Quote all entries in full, exactly.

==== Dataset records ====

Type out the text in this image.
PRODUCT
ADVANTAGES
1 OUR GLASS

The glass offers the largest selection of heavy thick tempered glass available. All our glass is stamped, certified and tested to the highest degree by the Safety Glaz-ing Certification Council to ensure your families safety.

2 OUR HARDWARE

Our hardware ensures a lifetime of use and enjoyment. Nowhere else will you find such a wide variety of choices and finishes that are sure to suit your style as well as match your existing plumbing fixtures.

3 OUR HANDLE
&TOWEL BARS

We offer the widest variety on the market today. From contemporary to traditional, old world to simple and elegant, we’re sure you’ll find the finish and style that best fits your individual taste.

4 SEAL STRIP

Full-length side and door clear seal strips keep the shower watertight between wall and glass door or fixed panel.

====

▸ Finished exercise
Type out the text in this image.
PRODUCT
ADVANTAGES
1 OUR GLASS

The glass offers the largest selection of heavy thick tempered glass available. All our glass is stamped, certified and tested to the highest degree by the Safety Glaz-ing Certification Council to ensure your families safety.

2 OUR HARDWARE

Our hardware ensures a lifetime of use and enjoyment. Nowhere else will you find such a wide variety of choices and finishes that are sure to suit your style as well as match your existing plumbing fixtures.

3 OUR HANDLE
&TOWEL BARS

We offer the widest variety on the market today. From contemporary to traditional, old world to simple and elegant, we’re sure you’ll find the finish and style that best fits your individual taste.

4 SEAL STRIP

Full-length side and door clear seal strips keep the shower watertight between wall and glass door or fixed panel.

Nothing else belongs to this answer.